■ **Document passage**:
■ ■ ■ ■ ■ ■ ■

Given the following additional definitions:
DisjointClasses: Dog, Cat Class: PetOwner1 EquivalentTo: Person that (hasPet some Cat and hasPet some Dog) Class: PetOwner2 EquivalentTo: Person that (hasPet some Cat or hasPet some Dog) Class: PetOwner3 EquivalentTo: Person that hasPet some (Cat or Dog) Class: PetOwner4 EquivalentTo: Person that hasPet some (Cat and Dog)
Given the following additional information
ObjectProperty : hasPet Characteristics: transitive Class: Flea SubClassOf: Animal Class: PetOwner SubClassOf: Person that hasPet some (Cat that hasPet some Flea)
This answer may be a little surprising. The class definition of PetOwner states that a PetOwner has a Cat as a pet that has a Flea as a pet. This does not means that every Cat that is a pet has a Flea. Simply that if someone is a PetOwner, one of the Cats they have as a pet has a Fleas.
In order to illustrate this, consider the following:
Individual: Tibbs Types: Cat DifferentFrom: Fluffy Individual: Fluffy Types: Cat Individual: Sean Types: PetOwner, hasPet max 2 Facts: hasPet Tibbs, hasPet Fluffy
In this case, we know that Sean has two pets, Tibbs and Fluffy. As every PetOwner has a Cat which has a Flea, we know that either Tibbs or Fluffy has a Flea, but we can't tell which one. There are valid interpretations of this ontology in which Tibbs has a Flea and Fluffy does not, and vice versa. Thus Tibbs having a Flea is not a consequence of these statements.
This example is primarily intended to illustrate the subtle difference between an unqualified and a qualified property restriction.
Bonus question! Why might we have included assertions concerning the cardinality of the hasPet property and the differentFrom statements about Tibbs and Fluffy? If those assertions are not there, what can we say about Tibbs and Fluffy?

■ ■ ■ ■ ■ ■ ■

[Items from a data source]
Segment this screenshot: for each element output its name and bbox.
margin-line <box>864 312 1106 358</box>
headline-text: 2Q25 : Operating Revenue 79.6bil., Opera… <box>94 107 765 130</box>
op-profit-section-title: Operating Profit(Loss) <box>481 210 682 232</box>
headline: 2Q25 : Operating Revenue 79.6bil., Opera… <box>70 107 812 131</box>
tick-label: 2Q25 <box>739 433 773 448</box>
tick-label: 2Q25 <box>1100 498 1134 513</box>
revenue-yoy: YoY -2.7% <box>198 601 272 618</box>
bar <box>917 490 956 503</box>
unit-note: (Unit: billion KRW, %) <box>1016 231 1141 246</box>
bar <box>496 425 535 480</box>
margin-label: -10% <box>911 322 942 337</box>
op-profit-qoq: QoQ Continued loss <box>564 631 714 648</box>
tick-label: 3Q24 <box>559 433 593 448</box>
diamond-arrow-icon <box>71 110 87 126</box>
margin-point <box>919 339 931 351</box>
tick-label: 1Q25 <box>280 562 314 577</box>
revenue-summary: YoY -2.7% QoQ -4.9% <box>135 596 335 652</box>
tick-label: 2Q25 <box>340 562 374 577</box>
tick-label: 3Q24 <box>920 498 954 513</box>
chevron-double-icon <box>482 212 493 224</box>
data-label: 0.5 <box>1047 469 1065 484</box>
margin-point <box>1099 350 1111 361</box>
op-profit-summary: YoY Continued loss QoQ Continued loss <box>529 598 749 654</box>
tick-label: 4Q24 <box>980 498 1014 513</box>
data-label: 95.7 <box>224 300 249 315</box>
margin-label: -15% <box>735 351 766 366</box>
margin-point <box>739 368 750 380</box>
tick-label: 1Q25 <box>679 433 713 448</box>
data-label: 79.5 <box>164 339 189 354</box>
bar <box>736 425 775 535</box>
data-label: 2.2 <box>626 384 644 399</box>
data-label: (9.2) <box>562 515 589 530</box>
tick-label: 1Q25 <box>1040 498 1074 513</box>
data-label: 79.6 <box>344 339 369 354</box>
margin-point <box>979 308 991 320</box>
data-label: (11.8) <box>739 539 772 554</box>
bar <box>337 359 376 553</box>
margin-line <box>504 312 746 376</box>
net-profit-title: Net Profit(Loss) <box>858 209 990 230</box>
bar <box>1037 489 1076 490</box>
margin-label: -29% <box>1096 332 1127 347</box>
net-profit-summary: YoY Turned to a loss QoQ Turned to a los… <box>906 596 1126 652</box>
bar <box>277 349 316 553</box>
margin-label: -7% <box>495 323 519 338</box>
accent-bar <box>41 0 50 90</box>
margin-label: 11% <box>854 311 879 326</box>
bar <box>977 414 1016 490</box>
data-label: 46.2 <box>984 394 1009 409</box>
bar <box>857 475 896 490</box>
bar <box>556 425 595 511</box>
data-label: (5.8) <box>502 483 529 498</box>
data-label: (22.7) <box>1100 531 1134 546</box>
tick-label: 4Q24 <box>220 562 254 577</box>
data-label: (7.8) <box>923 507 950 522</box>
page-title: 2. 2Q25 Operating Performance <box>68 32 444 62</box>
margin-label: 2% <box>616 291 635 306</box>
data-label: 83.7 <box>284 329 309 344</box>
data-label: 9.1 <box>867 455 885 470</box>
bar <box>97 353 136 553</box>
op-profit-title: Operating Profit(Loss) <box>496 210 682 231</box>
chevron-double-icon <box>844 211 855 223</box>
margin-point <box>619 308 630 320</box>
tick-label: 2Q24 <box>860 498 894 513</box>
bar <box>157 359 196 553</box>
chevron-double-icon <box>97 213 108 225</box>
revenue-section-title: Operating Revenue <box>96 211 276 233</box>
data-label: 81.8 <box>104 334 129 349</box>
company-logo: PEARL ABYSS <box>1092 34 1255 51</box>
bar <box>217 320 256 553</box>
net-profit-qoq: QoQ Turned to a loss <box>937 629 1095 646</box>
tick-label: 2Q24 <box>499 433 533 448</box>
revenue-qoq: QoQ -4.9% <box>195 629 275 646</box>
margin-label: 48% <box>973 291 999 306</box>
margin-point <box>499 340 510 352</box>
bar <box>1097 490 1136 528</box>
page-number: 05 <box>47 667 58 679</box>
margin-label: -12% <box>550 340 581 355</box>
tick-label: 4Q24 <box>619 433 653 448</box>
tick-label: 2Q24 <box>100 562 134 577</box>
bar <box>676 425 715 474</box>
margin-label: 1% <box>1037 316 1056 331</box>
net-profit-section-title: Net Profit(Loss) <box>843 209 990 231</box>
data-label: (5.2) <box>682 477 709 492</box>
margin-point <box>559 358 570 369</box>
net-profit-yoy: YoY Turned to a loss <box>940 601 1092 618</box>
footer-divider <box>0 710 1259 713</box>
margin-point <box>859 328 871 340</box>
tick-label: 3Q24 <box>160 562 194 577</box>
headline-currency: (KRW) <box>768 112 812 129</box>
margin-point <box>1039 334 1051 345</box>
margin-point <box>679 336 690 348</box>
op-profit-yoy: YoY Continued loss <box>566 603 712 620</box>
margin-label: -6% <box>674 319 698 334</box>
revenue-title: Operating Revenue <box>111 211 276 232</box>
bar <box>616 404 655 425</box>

■ ■ ■ ■ ■ ■ ■

■ **Task**:
For each statement below, say yes or no to whether it agrees with the text on pet owners and fleas, and quote the words from that text that settle it. (a) It follows from the statements given that Tibbs has a Flea. (b) Sean has two pets, Tibbs and Fluffy. (c) The hasPet property is given the characteristic transitive.

■ **Completed task**:
(a) No: "Thus Tibbs having a Flea is not a consequence of these statements."
(b) Yes: "we know that Sean has two pets, Tibbs and Fluffy"
(c) Yes: "ObjectProperty : hasPet Characteristics: transitive"